### BRIEF
Return the whole listing exactly as it stands.

### DATASET CONTENT
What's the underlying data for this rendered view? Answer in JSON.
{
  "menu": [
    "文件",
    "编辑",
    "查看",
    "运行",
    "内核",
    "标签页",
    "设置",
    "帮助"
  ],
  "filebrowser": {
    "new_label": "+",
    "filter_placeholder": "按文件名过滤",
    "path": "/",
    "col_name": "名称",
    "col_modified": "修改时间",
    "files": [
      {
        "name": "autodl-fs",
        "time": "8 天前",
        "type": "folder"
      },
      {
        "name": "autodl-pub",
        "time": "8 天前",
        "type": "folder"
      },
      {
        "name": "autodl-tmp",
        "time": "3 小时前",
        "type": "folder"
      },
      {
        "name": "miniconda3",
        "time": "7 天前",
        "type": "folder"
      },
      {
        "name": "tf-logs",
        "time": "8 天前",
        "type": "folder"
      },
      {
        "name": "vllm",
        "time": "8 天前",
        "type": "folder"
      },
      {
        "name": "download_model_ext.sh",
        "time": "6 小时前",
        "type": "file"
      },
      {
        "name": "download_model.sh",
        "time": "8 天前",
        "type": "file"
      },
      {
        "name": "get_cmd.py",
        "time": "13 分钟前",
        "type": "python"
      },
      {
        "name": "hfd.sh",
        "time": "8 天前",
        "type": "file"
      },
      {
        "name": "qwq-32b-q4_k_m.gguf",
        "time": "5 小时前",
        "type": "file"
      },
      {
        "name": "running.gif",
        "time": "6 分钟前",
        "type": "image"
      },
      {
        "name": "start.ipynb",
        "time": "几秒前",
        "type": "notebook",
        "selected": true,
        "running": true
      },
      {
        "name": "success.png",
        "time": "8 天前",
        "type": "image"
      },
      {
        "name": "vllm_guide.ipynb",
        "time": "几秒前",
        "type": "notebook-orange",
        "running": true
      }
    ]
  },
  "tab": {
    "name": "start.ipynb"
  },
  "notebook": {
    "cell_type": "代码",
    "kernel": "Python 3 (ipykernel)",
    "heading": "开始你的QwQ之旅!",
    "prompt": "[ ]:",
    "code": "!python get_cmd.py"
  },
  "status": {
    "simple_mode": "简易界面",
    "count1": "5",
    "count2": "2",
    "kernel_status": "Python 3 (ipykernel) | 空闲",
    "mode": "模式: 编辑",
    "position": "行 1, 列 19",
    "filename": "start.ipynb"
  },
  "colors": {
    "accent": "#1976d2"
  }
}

### THE OUTPUT
What's the underlying data for this rendered view? Answer in JSON.
{
  "menu": [
    "文件",
    "编辑",
    "查看",
    "运行",
    "内核",
    "标签页",
    "设置",
    "帮助"
  ],
  "filebrowser": {
    "new_label": "+",
    "filter_placeholder": "按文件名过滤",
    "path": "/",
    "col_name": "名称",
    "col_modified": "修改时间",
    "files": [
      {
        "name": "autodl-fs",
        "time": "8 天前",
        "type": "folder"
      },
      {
        "name": "autodl-pub",
        "time": "8 天前",
        "type": "folder"
      },
      {
        "name": "autodl-tmp",
        "time": "3 小时前",
        "type": "folder"
      },
      {
        "name": "miniconda3",
        "time": "7 天前",
        "type": "folder"
      },
      {
        "name": "tf-logs",
        "time": "8 天前",
        "type": "folder"
      },
      {
        "name": "vllm",
        "time": "8 天前",
        "type": "folder"
      },
      {
        "name": "download_model_ext.sh",
        "time": "6 小时前",
        "type": "file"
      },
      {
        "name": "download_model.sh",
        "time": "8 天前",
        "type": "file"
      },
      {
        "name": "get_cmd.py",
        "time": "13 分钟前",
        "type": "python"
      },
      {
        "name": "hfd.sh",
        "time": "8 天前",
        "type": "file"
      },
      {
        "name": "qwq-32b-q4_k_m.gguf",
        "time": "5 小时前",
        "type": "file"
      },
      {
        "name": "running.gif",
        "time": "6 分钟前",
        "type": "image"
      },
      {
        "name": "start.ipynb",
        "time": "几秒前",
        "type": "notebook",
        "selected": true,
        "running": true
      },
      {
        "name": "success.png",
        "time": "8 天前",
        "type": "image"
      },
      {
        "name": "vllm_guide.ipynb",
        "time": "几秒前",
        "type": "notebook-orange",
        "running": true
      }
    ]
  },
  "tab": {
    "name": "start.ipynb"
  },
  "notebook": {
    "cell_type": "代码",
    "kernel": "Python 3 (ipykernel)",
    "heading": "开始你的QwQ之旅!",
    "prompt": "[ ]:",
    "code": "!python get_cmd.py"
  },
  "status": {
    "simple_mode": "简易界面",
    "count1": "5",
    "count2": "2",
    "kernel_status": "Python 3 (ipykernel) | 空闲",
    "mode": "模式: 编辑",
    "position": "行 1, 列 19",
    "filename": "start.ipynb"
  },
  "colors": {
    "accent": "#1976d2"
  }
}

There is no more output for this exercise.